> _YOUR INSTRUCTIONS_
All the data below goes into the copy word for word, but the pictures don't.
### AVAILABLE DATA ###
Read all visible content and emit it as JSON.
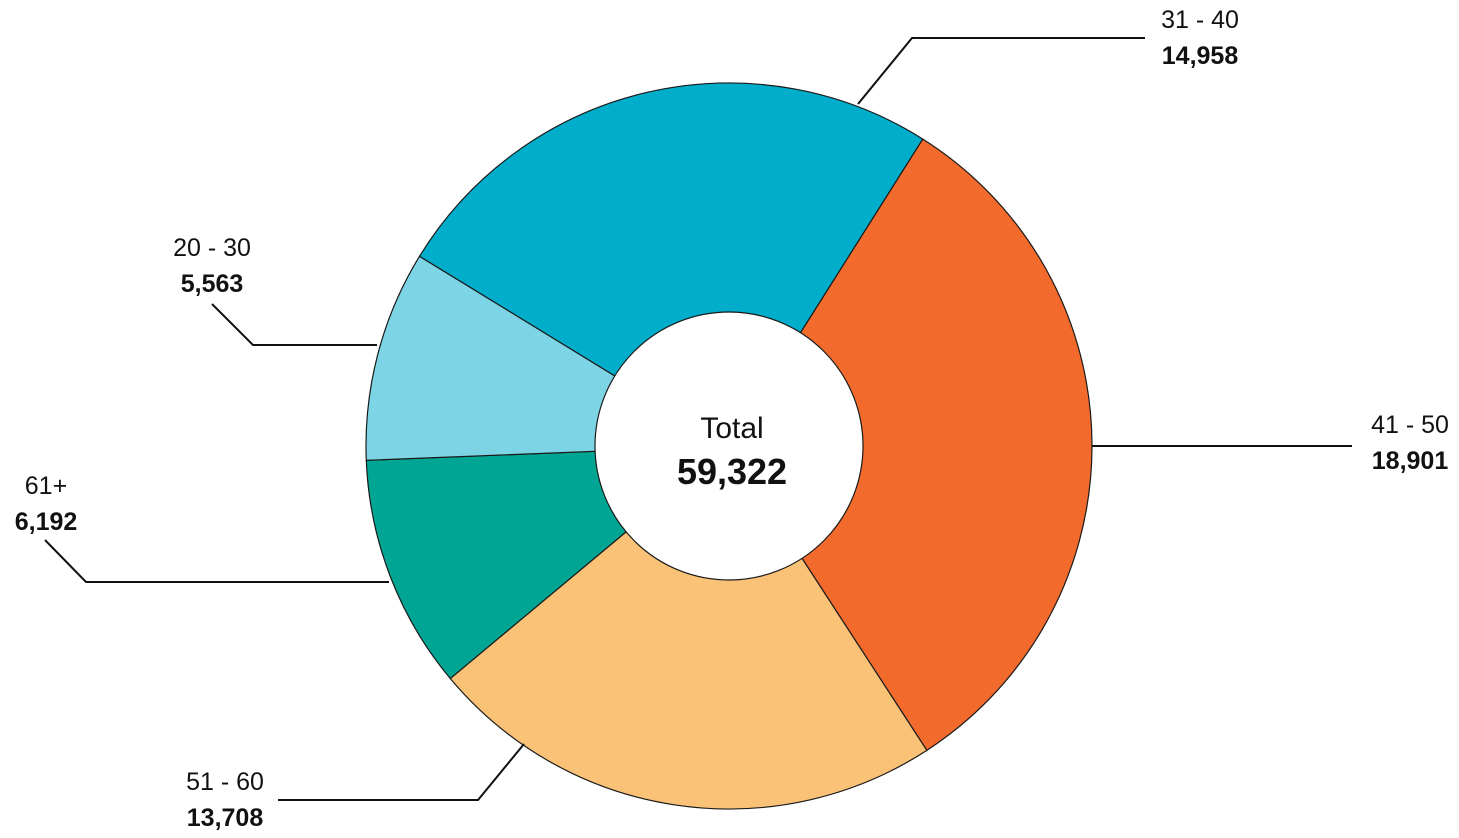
{
  "chart_data": {
    "type": "donut",
    "center": {
      "label": "Total",
      "value": "59,322"
    },
    "categories": [
      "31 - 40",
      "41 - 50",
      "51 - 60",
      "61+",
      "20 - 30"
    ],
    "values": [
      14958,
      18901,
      13708,
      6192,
      5563
    ],
    "value_labels": [
      "14,958",
      "18,901",
      "13,708",
      "6,192",
      "5,563"
    ],
    "colors": [
      "#00adca",
      "#f26b2d",
      "#fac277",
      "#00a693",
      "#7dd4e4"
    ],
    "legend": "none",
    "data_labels": "outside-with-leader-lines"
  }
}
###
> _THE RESULT_
Read all visible content and emit it as JSON.
{
  "chart_data": {
    "type": "donut",
    "center": {
      "label": "Total",
      "value": "59,322"
    },
    "categories": [
      "31 - 40",
      "41 - 50",
      "51 - 60",
      "61+",
      "20 - 30"
    ],
    "values": [
      14958,
      18901,
      13708,
      6192,
      5563
    ],
    "value_labels": [
      "14,958",
      "18,901",
      "13,708",
      "6,192",
      "5,563"
    ],
    "colors": [
      "#00adca",
      "#f26b2d",
      "#fac277",
      "#00a693",
      "#7dd4e4"
    ],
    "legend": "none",
    "data_labels": "outside-with-leader-lines"
  }
}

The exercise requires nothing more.